- [What is being asked] Output all the data exactly. Pictures do not belong in the copy.

- [Stored records]
____

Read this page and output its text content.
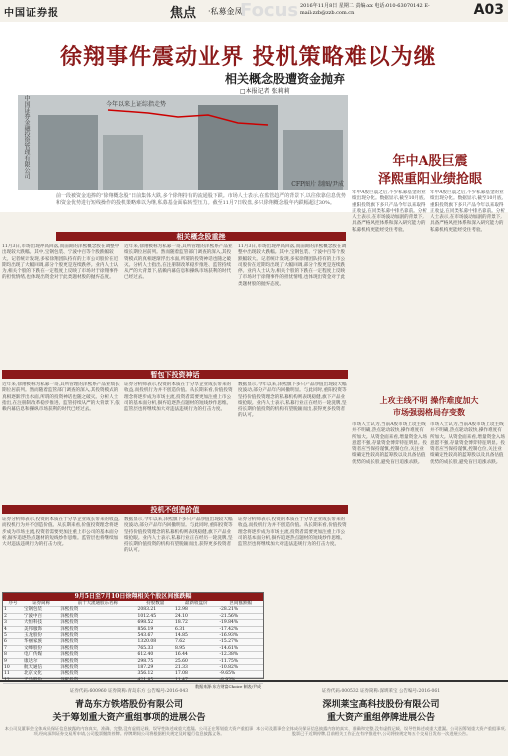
中国证券报	焦点 ·私募金凤
Focus 2016年11月8日 星期二 责编:xx 电话:010-63070142 E-mail:zzb@zzb.com.cn	A03
徐翔事件震动业界 投机策略难以为继
相关概念股遭资金抛弃
□本报记者 张莉莉
中国证券金融投资管理有限公司	今年以来上证综指走势
CFP图片 制图/尹成
年中A股巨震
泽熙重阳业绩抢眼
前一段被资金追捧的“徐翔概念股”日前集体大跌,多个徐翔持有的流通股下跌。市场人士表示,在监管趋严的背景下,以往依靠信息优势和资金优势进行短线操作的投机策略难以为继,私募基金面临转型压力。截至11月7日收盘,多只徐翔概念股年内跌幅超过30%。
相关概念股重挫
11月3日,市场出现冲高回落,而前期的泽熙概念股在调整中出现较大跌幅。其中,宝钢包装、宁波中百等个股跌幅较大。记者统计发现,多家徐翔团队持有的上市公司股价在近期均出现了大幅回调,部分个股更是连续跌停。业内人士认为,相关个股的下跌在一定程度上反映了市场对于徐翔事件的担忧情绪,也体现出资金对于此类题材股的抛弃态度。
近年来,徐翔被称为私募一哥,其所管理的泽熙系产品业绩长期位居前列。然而随着监管部门调查的深入,其投资模式的真相逐渐浮出水面,所谓的投资神话也随之破灭。分析人士指出,在注册制改革稳步推进、监管持续从严的大背景下,依赖内幕信息和操纵市场获利的时代已经过去。
11月3日,市场出现冲高回落,而前期的泽熙概念股在调整中出现较大跌幅。其中,宝钢包装、宁波中百等个股跌幅较大。记者统计发现,多家徐翔团队持有的上市公司股价在近期均出现了大幅回调,部分个股更是连续跌停。业内人士认为,相关个股的下跌在一定程度上反映了市场对于徐翔事件的担忧情绪,也体现出资金对于此类题材股的抛弃态度。
暂包下投资神话
近年来,徐翔被称为私募一哥,其所管理的泽熙系产品业绩长期位居前列。然而随着监管部门调查的深入,其投资模式的真相逐渐浮出水面,所谓的投资神话也随之破灭。分析人士指出,在注册制改革稳步推进、监管持续从严的大背景下,依赖内幕信息和操纵市场获利的时代已经过去。
证券分析师表示,投资的本质在于分享企业成长带来的收益,而投机行为并不创造价值。从长期来看,价值投资理念将逐步成为市场主流,投资者需要更加注重上市公司的基本面分析,摒弃追逐热点题材的短线炒作思维。监管层也将继续加大对违法违规行为的打击力度。
数据显示,今年以来,泽熙旗下多只产品净值出现较大幅度波动,部分产品年内回撤明显。与此同时,重阳投资等坚持价值投资理念的私募机构则表现稳健,旗下产品业绩抢眼。业内人士表示,私募行业正在经历一轮洗牌,坚持长期价值投资的机构有望脱颖而出,获得更多投资者的认可。
投机不创造价值
证券分析师表示,投资的本质在于分享企业成长带来的收益,而投机行为并不创造价值。从长期来看,价值投资理念将逐步成为市场主流,投资者需要更加注重上市公司的基本面分析,摒弃追逐热点题材的短线炒作思维。监管层也将继续加大对违法违规行为的打击力度。
数据显示,今年以来,泽熙旗下多只产品净值出现较大幅度波动,部分产品年内回撤明显。与此同时,重阳投资等坚持价值投资理念的私募机构则表现稳健,旗下产品业绩抢眼。业内人士表示,私募行业正在经历一轮洗牌,坚持长期价值投资的机构有望脱颖而出,获得更多投资者的认可。
证券分析师表示,投资的本质在于分享企业成长带来的收益,而投机行为并不创造价值。从长期来看,价值投资理念将逐步成为市场主流,投资者需要更加注重上市公司的基本面分析,摒弃追逐热点题材的短线炒作思维。监管层也将继续加大对违法违规行为的打击力度。
年中A股巨震之后,不少私募基金的业绩出现分化。数据显示,截至10月底,重阳投资旗下多只产品今年以来取得正收益,在同类私募中排名靠前。分析人士表示,在市场波动加剧的背景下,具备严格风控体系和深入研究能力的私募机构更能经受住考验。
年中A股巨震之后,不少私募基金的业绩出现分化。数据显示,截至10月底,重阳投资旗下多只产品今年以来取得正收益,在同类私募中排名靠前。分析人士表示,在市场波动加剧的背景下,具备严格风控体系和深入研究能力的私募机构更能经受住考验。
上攻主线不明 操作难度加大
市场强弱格局存变数
市场人士认为,当前A股市场上攻主线并不明确,热点轮动较快,操作难度有所加大。从资金面来看,增量资金入场意愿不强,存量资金博弈特征明显。投资者应当保持谨慎,控制仓位,关注业绩确定性较高的蓝筹股以及具备估值优势的成长股,避免盲目追涨杀跌。
市场人士认为,当前A股市场上攻主线并不明确,热点轮动较快,操作难度有所加大。从资金面来看,增量资金入场意愿不强,存量资金博弈特征明显。投资者应当保持谨慎,控制仓位,关注业绩确定性较高的蓝筹股以及具备估值优势的成长股,避免盲目追涨杀跌。
9月5日至7月10日徐翔相关个股区间涨跌幅
序号	证券简称	前十大流通股东名称	持股数量	最新收盘价	区间涨跌幅
1	宝钢包装	泽熙投资	2083.21	12.98	-28.21%
2	宁波中百	泽熙投资	1012.45	24.10	-21.56%
3	大恒科技	泽熙投资	698.52	18.72	-19.84%
4	美邦服饰	泽熙投资	856.19	6.31	-17.42%
5	玉龙股份	泽熙投资	543.67	14.85	-16.93%
6	华丽家族	泽熙投资	1320.08	7.62	-15.27%
7	文峰股份	泽熙投资	765.33	8.95	-14.61%
8	电广传媒	泽熙投资	612.40	16.44	-12.38%
9	康达尔	泽熙投资	298.75	25.60	-11.75%
10	航天通信	泽熙投资	187.29	21.33	-10.82%
11	北京文化	泽熙投资	356.12	17.08	-9.65%
12	天马股份	泽熙投资	421.85	11.47	-8.93%
数据来源:东方财富Choice 制表/尹成
证券代码:600960 证券简称:青岛东方 公告编号:2016-043
青岛东方铁塔股份有限公司
关于筹划重大资产重组事项的进展公告
本公司及董事会全体成员保证信息披露的内容真实、准确、完整,没有虚假记载、误导性陈述或重大遗漏。公司正在筹划重大资产重组事项,经向深圳证券交易所申请,公司股票继续停牌。停牌期间公司将根据相关规定及时履行信息披露义务。
证券代码:000532 证券简称:深圳莱宝 公告编号:2016-061
深圳莱宝高科技股份有限公司
重大资产重组停牌进展公告
本公司及董事会全体成员保证信息披露内容的真实、准确和完整,没有虚假记载、误导性陈述或重大遗漏。公司因筹划重大资产重组事项,股票已于近期停牌,目前相关工作正在有序推进中,公司将按规定每五个交易日发布一次进展公告。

____

- [Result for this task]
Read this page and output its text content.
中国证券报	焦点 ·私募金凤
Focus 2016年11月8日 星期二 责编:xx 电话:010-63070142 E-mail:zzb@zzb.com.cn	A03
徐翔事件震动业界 投机策略难以为继
相关概念股遭资金抛弃
□本报记者 张莉莉
中国证券金融投资管理有限公司	今年以来上证综指走势
CFP图片 制图/尹成
年中A股巨震
泽熙重阳业绩抢眼
前一段被资金追捧的“徐翔概念股”日前集体大跌,多个徐翔持有的流通股下跌。市场人士表示,在监管趋严的背景下,以往依靠信息优势和资金优势进行短线操作的投机策略难以为继,私募基金面临转型压力。截至11月7日收盘,多只徐翔概念股年内跌幅超过30%。
相关概念股重挫
11月3日,市场出现冲高回落,而前期的泽熙概念股在调整中出现较大跌幅。其中,宝钢包装、宁波中百等个股跌幅较大。记者统计发现,多家徐翔团队持有的上市公司股价在近期均出现了大幅回调,部分个股更是连续跌停。业内人士认为,相关个股的下跌在一定程度上反映了市场对于徐翔事件的担忧情绪,也体现出资金对于此类题材股的抛弃态度。
近年来,徐翔被称为私募一哥,其所管理的泽熙系产品业绩长期位居前列。然而随着监管部门调查的深入,其投资模式的真相逐渐浮出水面,所谓的投资神话也随之破灭。分析人士指出,在注册制改革稳步推进、监管持续从严的大背景下,依赖内幕信息和操纵市场获利的时代已经过去。
11月3日,市场出现冲高回落,而前期的泽熙概念股在调整中出现较大跌幅。其中,宝钢包装、宁波中百等个股跌幅较大。记者统计发现,多家徐翔团队持有的上市公司股价在近期均出现了大幅回调,部分个股更是连续跌停。业内人士认为,相关个股的下跌在一定程度上反映了市场对于徐翔事件的担忧情绪,也体现出资金对于此类题材股的抛弃态度。
暂包下投资神话
近年来,徐翔被称为私募一哥,其所管理的泽熙系产品业绩长期位居前列。然而随着监管部门调查的深入,其投资模式的真相逐渐浮出水面,所谓的投资神话也随之破灭。分析人士指出,在注册制改革稳步推进、监管持续从严的大背景下,依赖内幕信息和操纵市场获利的时代已经过去。
证券分析师表示,投资的本质在于分享企业成长带来的收益,而投机行为并不创造价值。从长期来看,价值投资理念将逐步成为市场主流,投资者需要更加注重上市公司的基本面分析,摒弃追逐热点题材的短线炒作思维。监管层也将继续加大对违法违规行为的打击力度。
数据显示,今年以来,泽熙旗下多只产品净值出现较大幅度波动,部分产品年内回撤明显。与此同时,重阳投资等坚持价值投资理念的私募机构则表现稳健,旗下产品业绩抢眼。业内人士表示,私募行业正在经历一轮洗牌,坚持长期价值投资的机构有望脱颖而出,获得更多投资者的认可。
投机不创造价值
证券分析师表示,投资的本质在于分享企业成长带来的收益,而投机行为并不创造价值。从长期来看,价值投资理念将逐步成为市场主流,投资者需要更加注重上市公司的基本面分析,摒弃追逐热点题材的短线炒作思维。监管层也将继续加大对违法违规行为的打击力度。
数据显示,今年以来,泽熙旗下多只产品净值出现较大幅度波动,部分产品年内回撤明显。与此同时,重阳投资等坚持价值投资理念的私募机构则表现稳健,旗下产品业绩抢眼。业内人士表示,私募行业正在经历一轮洗牌,坚持长期价值投资的机构有望脱颖而出,获得更多投资者的认可。
证券分析师表示,投资的本质在于分享企业成长带来的收益,而投机行为并不创造价值。从长期来看,价值投资理念将逐步成为市场主流,投资者需要更加注重上市公司的基本面分析,摒弃追逐热点题材的短线炒作思维。监管层也将继续加大对违法违规行为的打击力度。
年中A股巨震之后,不少私募基金的业绩出现分化。数据显示,截至10月底,重阳投资旗下多只产品今年以来取得正收益,在同类私募中排名靠前。分析人士表示,在市场波动加剧的背景下,具备严格风控体系和深入研究能力的私募机构更能经受住考验。
年中A股巨震之后,不少私募基金的业绩出现分化。数据显示,截至10月底,重阳投资旗下多只产品今年以来取得正收益,在同类私募中排名靠前。分析人士表示,在市场波动加剧的背景下,具备严格风控体系和深入研究能力的私募机构更能经受住考验。
上攻主线不明 操作难度加大
市场强弱格局存变数
市场人士认为,当前A股市场上攻主线并不明确,热点轮动较快,操作难度有所加大。从资金面来看,增量资金入场意愿不强,存量资金博弈特征明显。投资者应当保持谨慎,控制仓位,关注业绩确定性较高的蓝筹股以及具备估值优势的成长股,避免盲目追涨杀跌。
市场人士认为,当前A股市场上攻主线并不明确,热点轮动较快,操作难度有所加大。从资金面来看,增量资金入场意愿不强,存量资金博弈特征明显。投资者应当保持谨慎,控制仓位,关注业绩确定性较高的蓝筹股以及具备估值优势的成长股,避免盲目追涨杀跌。
9月5日至7月10日徐翔相关个股区间涨跌幅
序号	证券简称	前十大流通股东名称	持股数量	最新收盘价	区间涨跌幅
1	宝钢包装	泽熙投资	2083.21	12.98	-28.21%
2	宁波中百	泽熙投资	1012.45	24.10	-21.56%
3	大恒科技	泽熙投资	698.52	18.72	-19.84%
4	美邦服饰	泽熙投资	856.19	6.31	-17.42%
5	玉龙股份	泽熙投资	543.67	14.85	-16.93%
6	华丽家族	泽熙投资	1320.08	7.62	-15.27%
7	文峰股份	泽熙投资	765.33	8.95	-14.61%
8	电广传媒	泽熙投资	612.40	16.44	-12.38%
9	康达尔	泽熙投资	298.75	25.60	-11.75%
10	航天通信	泽熙投资	187.29	21.33	-10.82%
11	北京文化	泽熙投资	356.12	17.08	-9.65%
12	天马股份	泽熙投资	421.85	11.47	-8.93%
数据来源:东方财富Choice 制表/尹成
证券代码:600960 证券简称:青岛东方 公告编号:2016-043
青岛东方铁塔股份有限公司
关于筹划重大资产重组事项的进展公告
本公司及董事会全体成员保证信息披露的内容真实、准确、完整,没有虚假记载、误导性陈述或重大遗漏。公司正在筹划重大资产重组事项,经向深圳证券交易所申请,公司股票继续停牌。停牌期间公司将根据相关规定及时履行信息披露义务。
证券代码:000532 证券简称:深圳莱宝 公告编号:2016-061
深圳莱宝高科技股份有限公司
重大资产重组停牌进展公告
本公司及董事会全体成员保证信息披露内容的真实、准确和完整,没有虚假记载、误导性陈述或重大遗漏。公司因筹划重大资产重组事项,股票已于近期停牌,目前相关工作正在有序推进中,公司将按规定每五个交易日发布一次进展公告。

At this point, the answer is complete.